**MATERIAL FOR THE TASK**

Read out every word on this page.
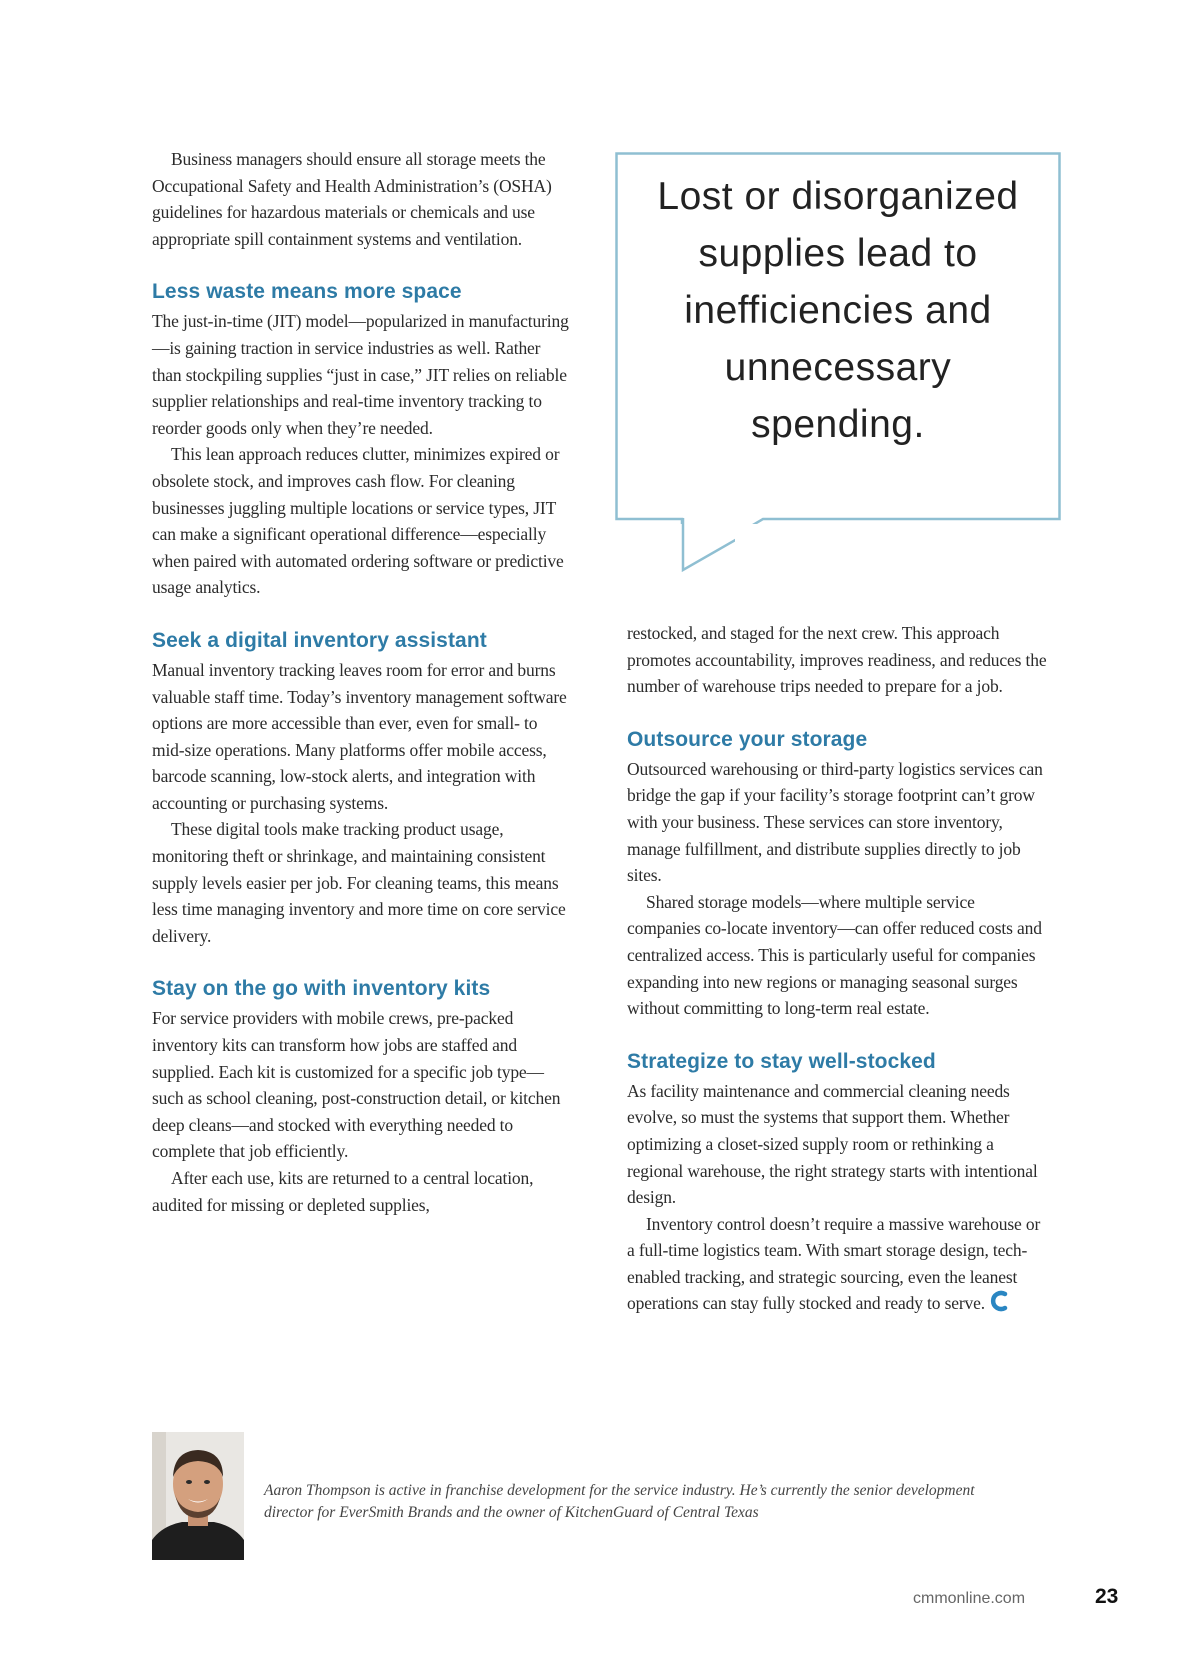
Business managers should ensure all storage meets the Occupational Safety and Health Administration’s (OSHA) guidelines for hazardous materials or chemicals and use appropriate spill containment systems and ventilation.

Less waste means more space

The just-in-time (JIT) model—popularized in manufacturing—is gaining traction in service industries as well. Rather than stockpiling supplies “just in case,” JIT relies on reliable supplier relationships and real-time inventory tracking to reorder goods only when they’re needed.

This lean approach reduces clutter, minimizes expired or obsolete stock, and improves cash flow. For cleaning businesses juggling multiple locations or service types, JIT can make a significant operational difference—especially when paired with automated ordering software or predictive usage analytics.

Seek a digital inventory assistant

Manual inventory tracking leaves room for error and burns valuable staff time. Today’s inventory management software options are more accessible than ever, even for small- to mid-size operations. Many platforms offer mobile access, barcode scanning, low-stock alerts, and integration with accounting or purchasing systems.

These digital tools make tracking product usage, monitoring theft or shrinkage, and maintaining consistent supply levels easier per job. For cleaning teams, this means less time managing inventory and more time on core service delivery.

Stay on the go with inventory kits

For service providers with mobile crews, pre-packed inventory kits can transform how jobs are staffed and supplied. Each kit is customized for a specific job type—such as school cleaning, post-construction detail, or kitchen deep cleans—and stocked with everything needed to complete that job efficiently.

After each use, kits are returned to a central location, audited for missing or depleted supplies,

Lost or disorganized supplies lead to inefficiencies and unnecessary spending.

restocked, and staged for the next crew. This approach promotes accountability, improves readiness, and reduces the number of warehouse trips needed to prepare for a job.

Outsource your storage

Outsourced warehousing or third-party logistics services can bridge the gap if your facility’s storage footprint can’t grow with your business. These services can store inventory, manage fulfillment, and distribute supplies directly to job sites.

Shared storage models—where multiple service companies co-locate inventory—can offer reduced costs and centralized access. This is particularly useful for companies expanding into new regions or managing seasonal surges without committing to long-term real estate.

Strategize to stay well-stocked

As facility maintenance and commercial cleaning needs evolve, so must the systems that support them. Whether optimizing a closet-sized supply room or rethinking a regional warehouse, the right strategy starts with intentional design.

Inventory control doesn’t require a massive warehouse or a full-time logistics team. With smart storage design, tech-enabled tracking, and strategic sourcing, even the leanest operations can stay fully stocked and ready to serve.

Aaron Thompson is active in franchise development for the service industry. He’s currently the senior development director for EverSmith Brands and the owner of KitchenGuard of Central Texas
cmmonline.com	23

==

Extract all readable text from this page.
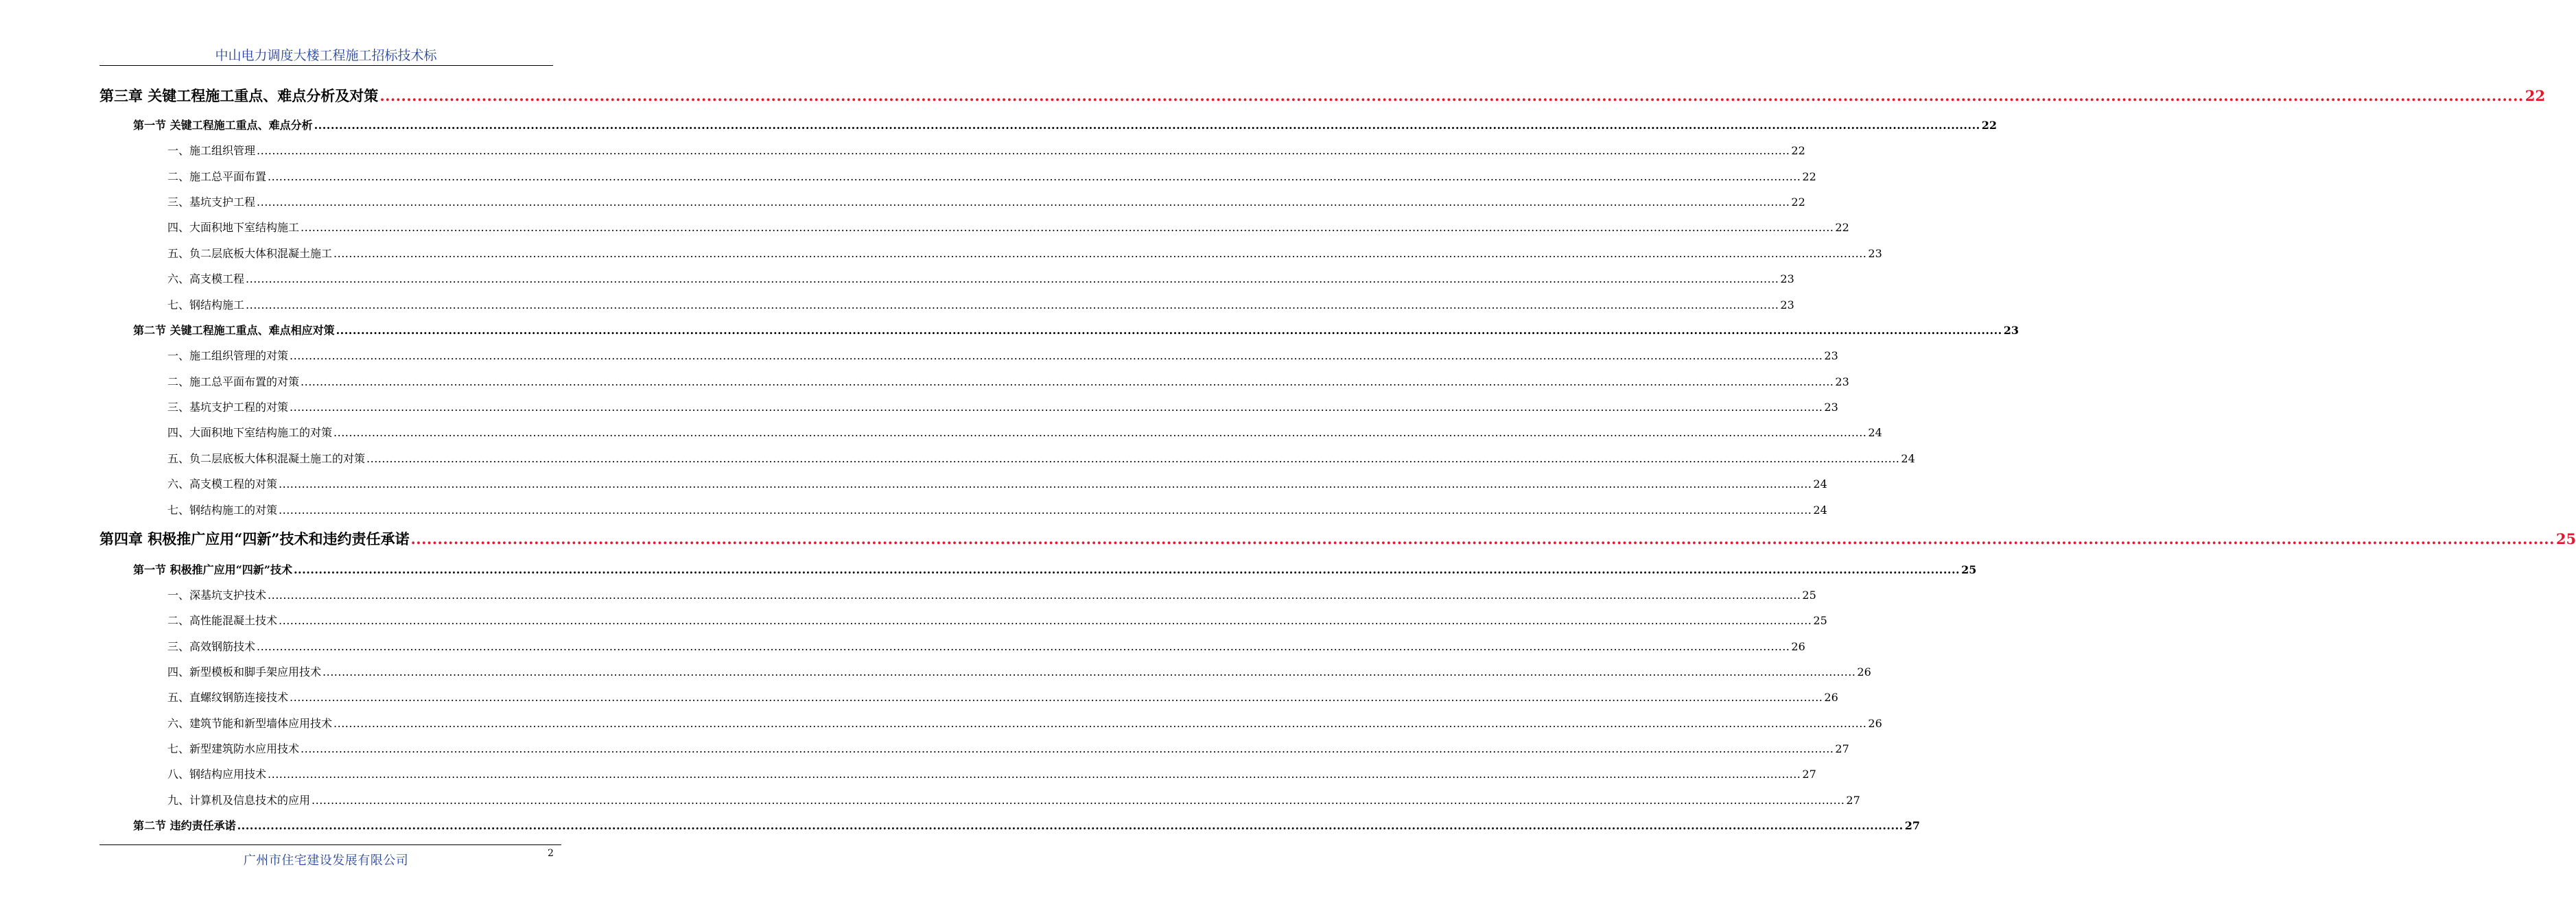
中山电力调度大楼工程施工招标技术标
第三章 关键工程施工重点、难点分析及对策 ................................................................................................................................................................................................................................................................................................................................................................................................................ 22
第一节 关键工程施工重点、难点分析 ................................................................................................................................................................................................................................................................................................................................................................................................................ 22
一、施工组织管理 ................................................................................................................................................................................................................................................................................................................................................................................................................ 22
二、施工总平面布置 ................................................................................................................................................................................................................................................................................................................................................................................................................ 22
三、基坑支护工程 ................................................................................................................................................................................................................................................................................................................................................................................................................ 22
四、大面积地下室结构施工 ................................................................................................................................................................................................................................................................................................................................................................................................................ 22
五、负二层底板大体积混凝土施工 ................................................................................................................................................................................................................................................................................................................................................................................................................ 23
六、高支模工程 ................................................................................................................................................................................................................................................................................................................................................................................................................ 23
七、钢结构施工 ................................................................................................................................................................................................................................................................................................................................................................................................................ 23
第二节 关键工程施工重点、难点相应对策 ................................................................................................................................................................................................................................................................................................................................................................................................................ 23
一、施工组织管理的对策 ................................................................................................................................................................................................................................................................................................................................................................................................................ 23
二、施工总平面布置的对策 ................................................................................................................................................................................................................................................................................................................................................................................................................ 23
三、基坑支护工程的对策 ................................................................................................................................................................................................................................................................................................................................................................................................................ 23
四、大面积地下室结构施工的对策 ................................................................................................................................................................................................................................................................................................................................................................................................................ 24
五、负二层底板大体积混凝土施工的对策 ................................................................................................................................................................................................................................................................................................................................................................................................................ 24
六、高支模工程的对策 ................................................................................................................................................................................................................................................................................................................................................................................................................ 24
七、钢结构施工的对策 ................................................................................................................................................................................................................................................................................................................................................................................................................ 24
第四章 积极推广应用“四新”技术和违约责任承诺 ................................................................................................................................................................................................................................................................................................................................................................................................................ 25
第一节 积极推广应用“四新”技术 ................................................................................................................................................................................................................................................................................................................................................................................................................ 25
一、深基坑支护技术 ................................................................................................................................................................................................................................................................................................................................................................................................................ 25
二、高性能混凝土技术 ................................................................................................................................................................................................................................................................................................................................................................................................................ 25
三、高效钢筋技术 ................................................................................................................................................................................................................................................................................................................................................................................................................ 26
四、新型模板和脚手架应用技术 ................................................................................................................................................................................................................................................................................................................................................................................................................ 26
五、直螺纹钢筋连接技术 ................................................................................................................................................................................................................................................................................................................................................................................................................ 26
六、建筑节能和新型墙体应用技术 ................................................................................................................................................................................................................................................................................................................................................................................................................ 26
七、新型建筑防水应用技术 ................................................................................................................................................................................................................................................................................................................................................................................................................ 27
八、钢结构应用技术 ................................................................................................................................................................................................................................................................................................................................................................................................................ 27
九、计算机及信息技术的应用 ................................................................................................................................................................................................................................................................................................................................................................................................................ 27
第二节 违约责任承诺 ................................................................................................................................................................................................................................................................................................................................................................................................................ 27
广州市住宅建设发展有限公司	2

**STATED GOAL**
Working from the listing above, pick out every line that has "than" and copy it.

**RESULT OF THIS TASK**
The just-in-time (JIT) model—popularized in manufacturing—is gaining traction in service industries as well. Rather than stockpiling supplies “just in case,” JIT relies on reliable supplier relationships and real-time inventory tracking to reorder goods only when they’re needed.
Manual inventory tracking leaves room for error and burns valuable staff time. Today’s inventory management software options are more accessible than ever, even for small- to mid-size operations. Many platforms offer mobile access, barcode scanning, low-stock alerts, and integration with accounting or purchasing systems.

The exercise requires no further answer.